Exercise: The material below should be written out in full and exactly; pictures stay out of the copy.

Records to process:
============================================================

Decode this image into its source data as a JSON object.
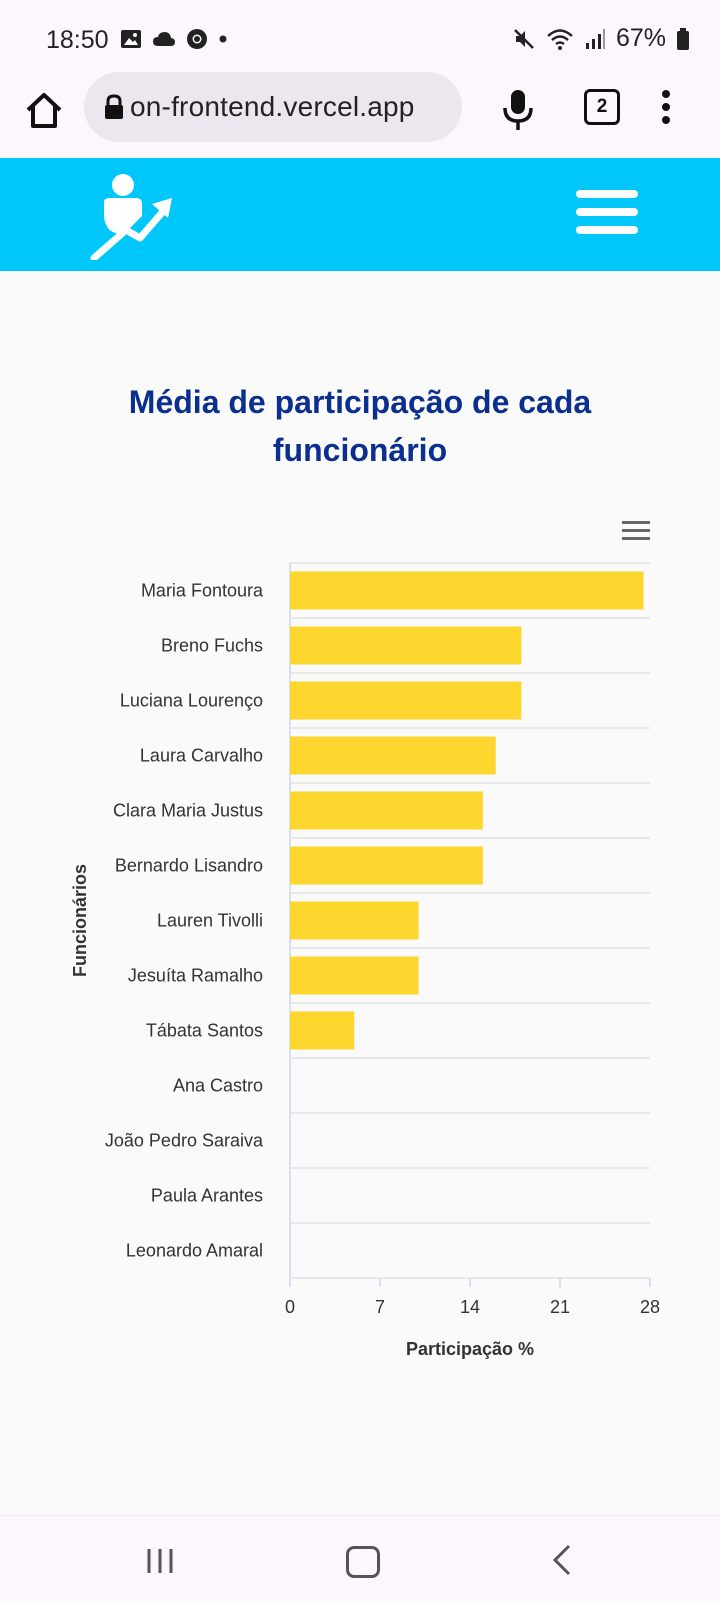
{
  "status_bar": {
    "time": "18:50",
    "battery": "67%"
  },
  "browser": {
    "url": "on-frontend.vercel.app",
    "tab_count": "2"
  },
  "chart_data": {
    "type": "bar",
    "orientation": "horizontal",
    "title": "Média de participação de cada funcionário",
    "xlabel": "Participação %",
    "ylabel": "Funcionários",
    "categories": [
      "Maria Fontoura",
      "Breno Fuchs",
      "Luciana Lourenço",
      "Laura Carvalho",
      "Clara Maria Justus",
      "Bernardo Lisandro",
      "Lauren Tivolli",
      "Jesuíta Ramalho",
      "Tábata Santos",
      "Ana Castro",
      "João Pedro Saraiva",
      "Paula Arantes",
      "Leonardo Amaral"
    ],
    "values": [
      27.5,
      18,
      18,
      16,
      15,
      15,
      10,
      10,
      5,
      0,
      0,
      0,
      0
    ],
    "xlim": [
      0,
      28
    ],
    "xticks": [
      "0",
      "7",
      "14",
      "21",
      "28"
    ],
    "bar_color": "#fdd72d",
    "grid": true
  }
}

============================================================

Response:
Decode this image into its source data as a JSON object.
{
  "status_bar": {
    "time": "18:50",
    "battery": "67%"
  },
  "browser": {
    "url": "on-frontend.vercel.app",
    "tab_count": "2"
  },
  "chart_data": {
    "type": "bar",
    "orientation": "horizontal",
    "title": "Média de participação de cada funcionário",
    "xlabel": "Participação %",
    "ylabel": "Funcionários",
    "categories": [
      "Maria Fontoura",
      "Breno Fuchs",
      "Luciana Lourenço",
      "Laura Carvalho",
      "Clara Maria Justus",
      "Bernardo Lisandro",
      "Lauren Tivolli",
      "Jesuíta Ramalho",
      "Tábata Santos",
      "Ana Castro",
      "João Pedro Saraiva",
      "Paula Arantes",
      "Leonardo Amaral"
    ],
    "values": [
      27.5,
      18,
      18,
      16,
      15,
      15,
      10,
      10,
      5,
      0,
      0,
      0,
      0
    ],
    "xlim": [
      0,
      28
    ],
    "xticks": [
      "0",
      "7",
      "14",
      "21",
      "28"
    ],
    "bar_color": "#fdd72d",
    "grid": true
  }
}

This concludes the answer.